Records about charts and figures:
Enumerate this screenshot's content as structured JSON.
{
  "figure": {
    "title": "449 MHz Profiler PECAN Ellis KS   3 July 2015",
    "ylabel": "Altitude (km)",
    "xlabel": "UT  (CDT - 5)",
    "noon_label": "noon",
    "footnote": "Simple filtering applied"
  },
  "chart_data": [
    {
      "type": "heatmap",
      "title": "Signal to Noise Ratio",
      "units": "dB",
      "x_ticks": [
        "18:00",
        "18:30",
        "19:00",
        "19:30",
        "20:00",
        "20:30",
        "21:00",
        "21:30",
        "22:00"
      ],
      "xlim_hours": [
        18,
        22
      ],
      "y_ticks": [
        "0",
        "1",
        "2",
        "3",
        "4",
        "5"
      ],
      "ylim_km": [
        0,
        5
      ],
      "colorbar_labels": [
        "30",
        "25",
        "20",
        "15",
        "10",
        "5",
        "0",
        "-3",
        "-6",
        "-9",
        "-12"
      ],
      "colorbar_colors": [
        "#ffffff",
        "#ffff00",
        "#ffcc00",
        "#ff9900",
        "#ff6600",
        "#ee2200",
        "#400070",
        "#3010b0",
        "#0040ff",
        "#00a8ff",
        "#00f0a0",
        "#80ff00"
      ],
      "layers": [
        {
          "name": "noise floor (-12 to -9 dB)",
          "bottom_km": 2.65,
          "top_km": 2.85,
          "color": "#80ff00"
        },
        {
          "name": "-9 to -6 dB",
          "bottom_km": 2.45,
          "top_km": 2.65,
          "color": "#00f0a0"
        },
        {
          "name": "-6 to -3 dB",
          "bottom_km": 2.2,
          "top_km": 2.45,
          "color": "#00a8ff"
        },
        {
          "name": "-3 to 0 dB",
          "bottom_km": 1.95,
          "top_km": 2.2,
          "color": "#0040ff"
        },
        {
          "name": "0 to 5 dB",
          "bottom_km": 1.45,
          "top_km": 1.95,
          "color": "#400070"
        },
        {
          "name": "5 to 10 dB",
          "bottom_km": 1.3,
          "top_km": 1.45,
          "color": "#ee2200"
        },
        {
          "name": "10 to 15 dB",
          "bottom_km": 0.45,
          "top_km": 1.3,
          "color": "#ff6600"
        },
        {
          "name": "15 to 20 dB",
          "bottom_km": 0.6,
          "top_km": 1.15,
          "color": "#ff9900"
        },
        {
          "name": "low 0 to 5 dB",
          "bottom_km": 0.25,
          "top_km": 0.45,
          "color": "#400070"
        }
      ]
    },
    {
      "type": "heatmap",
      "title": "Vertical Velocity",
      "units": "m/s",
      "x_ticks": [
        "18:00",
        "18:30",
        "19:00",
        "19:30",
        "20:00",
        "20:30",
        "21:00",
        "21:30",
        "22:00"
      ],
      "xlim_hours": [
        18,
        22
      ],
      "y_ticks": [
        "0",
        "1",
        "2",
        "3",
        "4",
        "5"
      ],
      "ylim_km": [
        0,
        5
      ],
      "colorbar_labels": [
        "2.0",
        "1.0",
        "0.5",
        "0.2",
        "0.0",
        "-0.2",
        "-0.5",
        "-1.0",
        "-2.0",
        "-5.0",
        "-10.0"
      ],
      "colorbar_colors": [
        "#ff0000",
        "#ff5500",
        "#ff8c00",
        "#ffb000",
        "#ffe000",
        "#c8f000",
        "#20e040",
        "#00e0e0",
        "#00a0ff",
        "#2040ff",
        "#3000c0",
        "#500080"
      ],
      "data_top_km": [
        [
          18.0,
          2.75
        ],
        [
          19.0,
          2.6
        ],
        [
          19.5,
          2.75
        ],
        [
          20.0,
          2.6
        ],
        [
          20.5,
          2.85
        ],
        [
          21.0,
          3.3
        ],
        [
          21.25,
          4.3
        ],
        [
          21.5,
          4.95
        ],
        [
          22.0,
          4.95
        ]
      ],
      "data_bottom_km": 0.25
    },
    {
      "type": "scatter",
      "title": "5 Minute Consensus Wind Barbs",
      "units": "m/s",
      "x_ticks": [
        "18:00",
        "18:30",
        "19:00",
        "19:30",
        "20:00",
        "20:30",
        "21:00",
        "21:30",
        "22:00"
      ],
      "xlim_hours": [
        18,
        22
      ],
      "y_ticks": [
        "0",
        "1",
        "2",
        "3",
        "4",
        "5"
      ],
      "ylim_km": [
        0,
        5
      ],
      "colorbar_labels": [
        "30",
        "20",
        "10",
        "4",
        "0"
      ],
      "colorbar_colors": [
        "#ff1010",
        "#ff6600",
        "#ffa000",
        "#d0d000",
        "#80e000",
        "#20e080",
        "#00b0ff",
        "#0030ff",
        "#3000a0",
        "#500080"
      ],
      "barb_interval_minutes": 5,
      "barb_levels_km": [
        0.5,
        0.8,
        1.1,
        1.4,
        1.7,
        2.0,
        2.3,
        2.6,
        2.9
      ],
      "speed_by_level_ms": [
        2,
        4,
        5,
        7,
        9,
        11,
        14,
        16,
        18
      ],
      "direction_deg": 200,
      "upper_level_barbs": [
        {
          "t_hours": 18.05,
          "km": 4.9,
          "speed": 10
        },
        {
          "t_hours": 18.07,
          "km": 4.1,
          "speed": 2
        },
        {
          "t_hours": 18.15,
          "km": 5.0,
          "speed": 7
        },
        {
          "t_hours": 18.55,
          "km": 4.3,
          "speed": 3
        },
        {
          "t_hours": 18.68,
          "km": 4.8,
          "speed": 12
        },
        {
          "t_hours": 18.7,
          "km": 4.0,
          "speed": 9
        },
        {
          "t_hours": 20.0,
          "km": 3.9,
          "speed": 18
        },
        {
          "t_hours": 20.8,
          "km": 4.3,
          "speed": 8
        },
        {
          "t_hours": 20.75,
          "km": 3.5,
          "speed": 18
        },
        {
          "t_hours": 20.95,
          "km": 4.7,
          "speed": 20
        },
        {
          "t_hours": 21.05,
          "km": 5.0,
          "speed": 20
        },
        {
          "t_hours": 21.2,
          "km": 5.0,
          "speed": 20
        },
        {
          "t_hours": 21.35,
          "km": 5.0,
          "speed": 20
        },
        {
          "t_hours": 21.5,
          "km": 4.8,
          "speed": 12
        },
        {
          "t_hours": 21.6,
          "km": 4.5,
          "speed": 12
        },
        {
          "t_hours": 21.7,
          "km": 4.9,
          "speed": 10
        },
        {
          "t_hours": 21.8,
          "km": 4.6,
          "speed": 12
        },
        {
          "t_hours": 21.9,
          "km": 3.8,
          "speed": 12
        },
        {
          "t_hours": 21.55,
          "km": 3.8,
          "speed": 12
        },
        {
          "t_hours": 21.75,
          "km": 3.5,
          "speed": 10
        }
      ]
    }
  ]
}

Set exercise
Select and copy each line from the data that includes the word "name".

Task response
          "name": "noise floor (-12 to -9 dB)",
          "name": "-9 to -6 dB",
          "name": "-6 to -3 dB",
          "name": "-3 to 0 dB",
          "name": "0 to 5 dB",
          "name": "5 to 10 dB",
          "name": "10 to 15 dB",
          "name": "15 to 20 dB",
          "name": "low 0 to 5 dB",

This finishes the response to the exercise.